◆ DESCRIPTION OF THE TASK: Extract all lines containing "title".
--- START RECORD EXCERPTS ---
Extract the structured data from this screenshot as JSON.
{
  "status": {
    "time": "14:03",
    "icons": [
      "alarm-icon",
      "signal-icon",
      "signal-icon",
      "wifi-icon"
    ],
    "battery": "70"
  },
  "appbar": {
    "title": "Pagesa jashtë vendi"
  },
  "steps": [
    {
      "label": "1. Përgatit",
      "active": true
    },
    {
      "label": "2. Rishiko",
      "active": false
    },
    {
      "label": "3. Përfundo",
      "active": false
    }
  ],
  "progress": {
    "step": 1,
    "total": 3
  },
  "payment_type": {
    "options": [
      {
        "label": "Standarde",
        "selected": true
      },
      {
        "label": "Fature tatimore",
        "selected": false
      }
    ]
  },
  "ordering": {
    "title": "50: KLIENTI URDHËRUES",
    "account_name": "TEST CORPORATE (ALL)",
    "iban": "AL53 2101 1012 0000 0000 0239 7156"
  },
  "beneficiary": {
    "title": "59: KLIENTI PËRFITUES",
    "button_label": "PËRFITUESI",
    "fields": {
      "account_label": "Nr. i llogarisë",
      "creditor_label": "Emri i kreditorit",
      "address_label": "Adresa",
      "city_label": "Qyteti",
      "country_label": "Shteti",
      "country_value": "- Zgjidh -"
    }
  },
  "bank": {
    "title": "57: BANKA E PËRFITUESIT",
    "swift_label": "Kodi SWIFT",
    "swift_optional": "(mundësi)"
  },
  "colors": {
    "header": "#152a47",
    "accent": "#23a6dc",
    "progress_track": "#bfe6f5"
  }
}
--- END RECORD EXCERPTS ---
◆ SOLUTION TO THIS EXERCISE:
    "title": "Pagesa jashtë vendi"
    "title": "50: KLIENTI URDHËRUES",
    "title": "59: KLIENTI PËRFITUES",
    "title": "57: BANKA E PËRFITUESIT",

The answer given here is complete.